** Begin Supplied material **

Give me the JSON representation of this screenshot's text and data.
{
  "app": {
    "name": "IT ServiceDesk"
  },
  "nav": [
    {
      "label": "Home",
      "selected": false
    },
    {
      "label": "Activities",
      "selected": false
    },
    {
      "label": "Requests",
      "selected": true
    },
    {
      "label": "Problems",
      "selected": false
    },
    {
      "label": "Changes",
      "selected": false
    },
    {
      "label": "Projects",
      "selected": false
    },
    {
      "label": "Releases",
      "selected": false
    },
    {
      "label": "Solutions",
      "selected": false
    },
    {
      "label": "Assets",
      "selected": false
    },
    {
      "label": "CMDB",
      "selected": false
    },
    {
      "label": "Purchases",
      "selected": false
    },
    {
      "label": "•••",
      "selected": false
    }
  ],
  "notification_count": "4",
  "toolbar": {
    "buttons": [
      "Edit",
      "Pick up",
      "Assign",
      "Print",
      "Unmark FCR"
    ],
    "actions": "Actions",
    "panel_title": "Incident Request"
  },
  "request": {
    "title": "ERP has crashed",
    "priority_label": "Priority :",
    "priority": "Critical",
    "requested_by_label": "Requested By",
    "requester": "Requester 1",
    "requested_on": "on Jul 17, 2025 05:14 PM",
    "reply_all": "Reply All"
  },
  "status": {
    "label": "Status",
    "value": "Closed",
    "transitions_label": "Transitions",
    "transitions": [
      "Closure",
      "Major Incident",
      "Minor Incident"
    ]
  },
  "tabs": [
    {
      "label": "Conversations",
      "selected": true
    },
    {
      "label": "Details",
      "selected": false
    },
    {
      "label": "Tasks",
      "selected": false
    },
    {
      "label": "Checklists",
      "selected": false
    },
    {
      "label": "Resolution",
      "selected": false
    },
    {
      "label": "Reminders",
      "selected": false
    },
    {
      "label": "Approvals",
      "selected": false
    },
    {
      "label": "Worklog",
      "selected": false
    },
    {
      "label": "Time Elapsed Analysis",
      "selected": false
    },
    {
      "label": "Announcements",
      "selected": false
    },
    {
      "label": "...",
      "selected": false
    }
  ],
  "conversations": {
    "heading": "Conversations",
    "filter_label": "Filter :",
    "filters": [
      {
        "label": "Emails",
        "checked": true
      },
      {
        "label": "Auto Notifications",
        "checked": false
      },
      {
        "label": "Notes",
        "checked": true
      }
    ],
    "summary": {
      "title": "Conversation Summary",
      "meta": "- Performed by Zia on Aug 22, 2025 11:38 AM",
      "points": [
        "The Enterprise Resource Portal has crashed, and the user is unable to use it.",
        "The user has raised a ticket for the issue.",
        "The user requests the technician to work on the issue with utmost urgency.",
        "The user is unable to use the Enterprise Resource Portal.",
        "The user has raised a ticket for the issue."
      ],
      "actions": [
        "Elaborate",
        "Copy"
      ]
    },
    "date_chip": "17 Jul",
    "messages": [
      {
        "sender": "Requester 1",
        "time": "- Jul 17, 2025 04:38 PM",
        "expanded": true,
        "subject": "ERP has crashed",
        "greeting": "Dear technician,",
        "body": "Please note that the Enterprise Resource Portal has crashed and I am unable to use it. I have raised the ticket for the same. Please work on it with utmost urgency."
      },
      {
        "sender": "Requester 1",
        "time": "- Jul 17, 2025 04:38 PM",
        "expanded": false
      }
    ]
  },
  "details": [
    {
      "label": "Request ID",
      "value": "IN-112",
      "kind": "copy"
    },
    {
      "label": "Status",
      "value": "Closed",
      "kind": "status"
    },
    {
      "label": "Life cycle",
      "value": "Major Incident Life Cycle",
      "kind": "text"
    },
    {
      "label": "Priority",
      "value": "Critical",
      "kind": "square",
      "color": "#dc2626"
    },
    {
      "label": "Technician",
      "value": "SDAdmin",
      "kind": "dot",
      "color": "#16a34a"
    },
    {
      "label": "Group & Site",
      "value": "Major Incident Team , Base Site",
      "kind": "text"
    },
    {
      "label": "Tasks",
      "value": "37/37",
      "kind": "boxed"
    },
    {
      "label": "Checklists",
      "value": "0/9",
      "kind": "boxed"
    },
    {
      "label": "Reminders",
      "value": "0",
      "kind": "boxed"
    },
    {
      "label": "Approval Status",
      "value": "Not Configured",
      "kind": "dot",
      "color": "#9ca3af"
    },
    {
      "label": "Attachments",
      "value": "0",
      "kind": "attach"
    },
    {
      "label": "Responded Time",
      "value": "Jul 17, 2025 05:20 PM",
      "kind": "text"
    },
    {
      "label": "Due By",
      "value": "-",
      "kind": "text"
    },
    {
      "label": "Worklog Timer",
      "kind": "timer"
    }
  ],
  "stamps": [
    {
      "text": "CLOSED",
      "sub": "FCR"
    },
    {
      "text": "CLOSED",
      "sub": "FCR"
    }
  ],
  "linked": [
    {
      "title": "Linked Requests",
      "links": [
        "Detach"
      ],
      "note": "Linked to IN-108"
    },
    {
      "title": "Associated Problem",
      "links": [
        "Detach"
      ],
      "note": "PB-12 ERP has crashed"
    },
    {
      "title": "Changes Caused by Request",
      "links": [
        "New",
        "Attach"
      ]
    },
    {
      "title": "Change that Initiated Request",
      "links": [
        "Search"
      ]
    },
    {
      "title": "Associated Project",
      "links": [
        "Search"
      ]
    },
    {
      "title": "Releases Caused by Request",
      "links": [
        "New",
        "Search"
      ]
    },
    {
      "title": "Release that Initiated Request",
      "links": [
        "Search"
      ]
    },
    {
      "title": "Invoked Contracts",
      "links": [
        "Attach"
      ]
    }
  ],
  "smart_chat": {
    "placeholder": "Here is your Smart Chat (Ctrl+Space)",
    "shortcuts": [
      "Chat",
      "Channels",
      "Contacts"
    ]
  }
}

** End Supplied material **

→ Task directions
Write out every line of the records exactly.

→ Exercise answer
Give me the JSON representation of this screenshot's text and data.
{
  "app": {
    "name": "IT ServiceDesk"
  },
  "nav": [
    {
      "label": "Home",
      "selected": false
    },
    {
      "label": "Activities",
      "selected": false
    },
    {
      "label": "Requests",
      "selected": true
    },
    {
      "label": "Problems",
      "selected": false
    },
    {
      "label": "Changes",
      "selected": false
    },
    {
      "label": "Projects",
      "selected": false
    },
    {
      "label": "Releases",
      "selected": false
    },
    {
      "label": "Solutions",
      "selected": false
    },
    {
      "label": "Assets",
      "selected": false
    },
    {
      "label": "CMDB",
      "selected": false
    },
    {
      "label": "Purchases",
      "selected": false
    },
    {
      "label": "•••",
      "selected": false
    }
  ],
  "notification_count": "4",
  "toolbar": {
    "buttons": [
      "Edit",
      "Pick up",
      "Assign",
      "Print",
      "Unmark FCR"
    ],
    "actions": "Actions",
    "panel_title": "Incident Request"
  },
  "request": {
    "title": "ERP has crashed",
    "priority_label": "Priority :",
    "priority": "Critical",
    "requested_by_label": "Requested By",
    "requester": "Requester 1",
    "requested_on": "on Jul 17, 2025 05:14 PM",
    "reply_all": "Reply All"
  },
  "status": {
    "label": "Status",
    "value": "Closed",
    "transitions_label": "Transitions",
    "transitions": [
      "Closure",
      "Major Incident",
      "Minor Incident"
    ]
  },
  "tabs": [
    {
      "label": "Conversations",
      "selected": true
    },
    {
      "label": "Details",
      "selected": false
    },
    {
      "label": "Tasks",
      "selected": false
    },
    {
      "label": "Checklists",
      "selected": false
    },
    {
      "label": "Resolution",
      "selected": false
    },
    {
      "label": "Reminders",
      "selected": false
    },
    {
      "label": "Approvals",
      "selected": false
    },
    {
      "label": "Worklog",
      "selected": false
    },
    {
      "label": "Time Elapsed Analysis",
      "selected": false
    },
    {
      "label": "Announcements",
      "selected": false
    },
    {
      "label": "...",
      "selected": false
    }
  ],
  "conversations": {
    "heading": "Conversations",
    "filter_label": "Filter :",
    "filters": [
      {
        "label": "Emails",
        "checked": true
      },
      {
        "label": "Auto Notifications",
        "checked": false
      },
      {
        "label": "Notes",
        "checked": true
      }
    ],
    "summary": {
      "title": "Conversation Summary",
      "meta": "- Performed by Zia on Aug 22, 2025 11:38 AM",
      "points": [
        "The Enterprise Resource Portal has crashed, and the user is unable to use it.",
        "The user has raised a ticket for the issue.",
        "The user requests the technician to work on the issue with utmost urgency.",
        "The user is unable to use the Enterprise Resource Portal.",
        "The user has raised a ticket for the issue."
      ],
      "actions": [
        "Elaborate",
        "Copy"
      ]
    },
    "date_chip": "17 Jul",
    "messages": [
      {
        "sender": "Requester 1",
        "time": "- Jul 17, 2025 04:38 PM",
        "expanded": true,
        "subject": "ERP has crashed",
        "greeting": "Dear technician,",
        "body": "Please note that the Enterprise Resource Portal has crashed and I am unable to use it. I have raised the ticket for the same. Please work on it with utmost urgency."
      },
      {
        "sender": "Requester 1",
        "time": "- Jul 17, 2025 04:38 PM",
        "expanded": false
      }
    ]
  },
  "details": [
    {
      "label": "Request ID",
      "value": "IN-112",
      "kind": "copy"
    },
    {
      "label": "Status",
      "value": "Closed",
      "kind": "status"
    },
    {
      "label": "Life cycle",
      "value": "Major Incident Life Cycle",
      "kind": "text"
    },
    {
      "label": "Priority",
      "value": "Critical",
      "kind": "square",
      "color": "#dc2626"
    },
    {
      "label": "Technician",
      "value": "SDAdmin",
      "kind": "dot",
      "color": "#16a34a"
    },
    {
      "label": "Group & Site",
      "value": "Major Incident Team , Base Site",
      "kind": "text"
    },
    {
      "label": "Tasks",
      "value": "37/37",
      "kind": "boxed"
    },
    {
      "label": "Checklists",
      "value": "0/9",
      "kind": "boxed"
    },
    {
      "label": "Reminders",
      "value": "0",
      "kind": "boxed"
    },
    {
      "label": "Approval Status",
      "value": "Not Configured",
      "kind": "dot",
      "color": "#9ca3af"
    },
    {
      "label": "Attachments",
      "value": "0",
      "kind": "attach"
    },
    {
      "label": "Responded Time",
      "value": "Jul 17, 2025 05:20 PM",
      "kind": "text"
    },
    {
      "label": "Due By",
      "value": "-",
      "kind": "text"
    },
    {
      "label": "Worklog Timer",
      "kind": "timer"
    }
  ],
  "stamps": [
    {
      "text": "CLOSED",
      "sub": "FCR"
    },
    {
      "text": "CLOSED",
      "sub": "FCR"
    }
  ],
  "linked": [
    {
      "title": "Linked Requests",
      "links": [
        "Detach"
      ],
      "note": "Linked to IN-108"
    },
    {
      "title": "Associated Problem",
      "links": [
        "Detach"
      ],
      "note": "PB-12 ERP has crashed"
    },
    {
      "title": "Changes Caused by Request",
      "links": [
        "New",
        "Attach"
      ]
    },
    {
      "title": "Change that Initiated Request",
      "links": [
        "Search"
      ]
    },
    {
      "title": "Associated Project",
      "links": [
        "Search"
      ]
    },
    {
      "title": "Releases Caused by Request",
      "links": [
        "New",
        "Search"
      ]
    },
    {
      "title": "Release that Initiated Request",
      "links": [
        "Search"
      ]
    },
    {
      "title": "Invoked Contracts",
      "links": [
        "Attach"
      ]
    }
  ],
  "smart_chat": {
    "placeholder": "Here is your Smart Chat (Ctrl+Space)",
    "shortcuts": [
      "Chat",
      "Channels",
      "Contacts"
    ]
  }
}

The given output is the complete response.